* Begin *

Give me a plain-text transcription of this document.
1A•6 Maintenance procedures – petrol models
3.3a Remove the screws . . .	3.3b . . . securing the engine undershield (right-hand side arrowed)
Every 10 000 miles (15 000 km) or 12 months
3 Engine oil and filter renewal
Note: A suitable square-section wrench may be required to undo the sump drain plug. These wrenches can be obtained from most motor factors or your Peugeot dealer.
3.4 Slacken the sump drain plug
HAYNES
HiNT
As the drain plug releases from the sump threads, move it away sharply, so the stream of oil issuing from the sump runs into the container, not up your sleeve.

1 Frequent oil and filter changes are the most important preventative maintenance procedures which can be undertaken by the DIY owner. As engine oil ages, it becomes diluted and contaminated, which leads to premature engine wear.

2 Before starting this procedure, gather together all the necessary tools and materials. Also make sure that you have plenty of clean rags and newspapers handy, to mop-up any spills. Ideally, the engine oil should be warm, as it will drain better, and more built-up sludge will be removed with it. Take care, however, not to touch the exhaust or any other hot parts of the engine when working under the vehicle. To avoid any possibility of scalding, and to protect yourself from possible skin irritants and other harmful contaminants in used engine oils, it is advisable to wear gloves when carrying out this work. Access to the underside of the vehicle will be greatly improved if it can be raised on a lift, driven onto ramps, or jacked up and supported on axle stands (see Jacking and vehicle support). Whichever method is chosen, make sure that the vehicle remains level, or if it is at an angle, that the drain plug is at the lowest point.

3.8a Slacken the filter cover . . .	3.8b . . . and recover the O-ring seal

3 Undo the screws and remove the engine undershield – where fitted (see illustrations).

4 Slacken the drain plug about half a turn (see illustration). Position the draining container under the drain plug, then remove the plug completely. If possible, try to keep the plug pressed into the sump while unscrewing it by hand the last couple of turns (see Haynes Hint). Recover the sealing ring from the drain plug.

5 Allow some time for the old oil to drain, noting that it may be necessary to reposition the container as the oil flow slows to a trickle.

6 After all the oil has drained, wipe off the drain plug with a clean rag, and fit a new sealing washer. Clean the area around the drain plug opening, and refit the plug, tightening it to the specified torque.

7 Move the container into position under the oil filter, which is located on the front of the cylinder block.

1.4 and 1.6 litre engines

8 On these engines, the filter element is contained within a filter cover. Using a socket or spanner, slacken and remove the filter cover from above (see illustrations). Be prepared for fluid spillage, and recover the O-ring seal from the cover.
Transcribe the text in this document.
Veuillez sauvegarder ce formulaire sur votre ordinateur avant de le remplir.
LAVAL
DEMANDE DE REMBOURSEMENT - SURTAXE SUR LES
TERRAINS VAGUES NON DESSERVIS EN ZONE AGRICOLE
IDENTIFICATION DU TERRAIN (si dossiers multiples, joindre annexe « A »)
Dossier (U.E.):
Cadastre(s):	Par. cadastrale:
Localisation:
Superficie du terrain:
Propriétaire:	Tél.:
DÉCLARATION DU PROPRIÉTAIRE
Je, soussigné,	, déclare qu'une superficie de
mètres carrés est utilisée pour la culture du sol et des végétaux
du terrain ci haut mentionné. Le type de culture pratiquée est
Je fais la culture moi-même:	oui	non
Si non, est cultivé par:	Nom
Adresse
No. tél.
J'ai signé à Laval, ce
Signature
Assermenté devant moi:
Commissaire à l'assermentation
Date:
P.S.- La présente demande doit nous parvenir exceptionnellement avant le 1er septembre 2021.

* End *

** Task description **
What needs duplicating is the run of lines from the one containing "Transcribe the text in this document." through the last line of the entries above, exact and complete.

** Task result **
Transcribe the text in this document.
Veuillez sauvegarder ce formulaire sur votre ordinateur avant de le remplir.
LAVAL
DEMANDE DE REMBOURSEMENT - SURTAXE SUR LES
TERRAINS VAGUES NON DESSERVIS EN ZONE AGRICOLE
IDENTIFICATION DU TERRAIN (si dossiers multiples, joindre annexe « A »)
Dossier (U.E.):
Cadastre(s):	Par. cadastrale:
Localisation:
Superficie du terrain:
Propriétaire:	Tél.:
DÉCLARATION DU PROPRIÉTAIRE
Je, soussigné,	, déclare qu'une superficie de
mètres carrés est utilisée pour la culture du sol et des végétaux
du terrain ci haut mentionné. Le type de culture pratiquée est
Je fais la culture moi-même:	oui	non
Si non, est cultivé par:	Nom
Adresse
No. tél.
J'ai signé à Laval, ce
Signature
Assermenté devant moi:
Commissaire à l'assermentation
Date:
P.S.- La présente demande doit nous parvenir exceptionnellement avant le 1er septembre 2021.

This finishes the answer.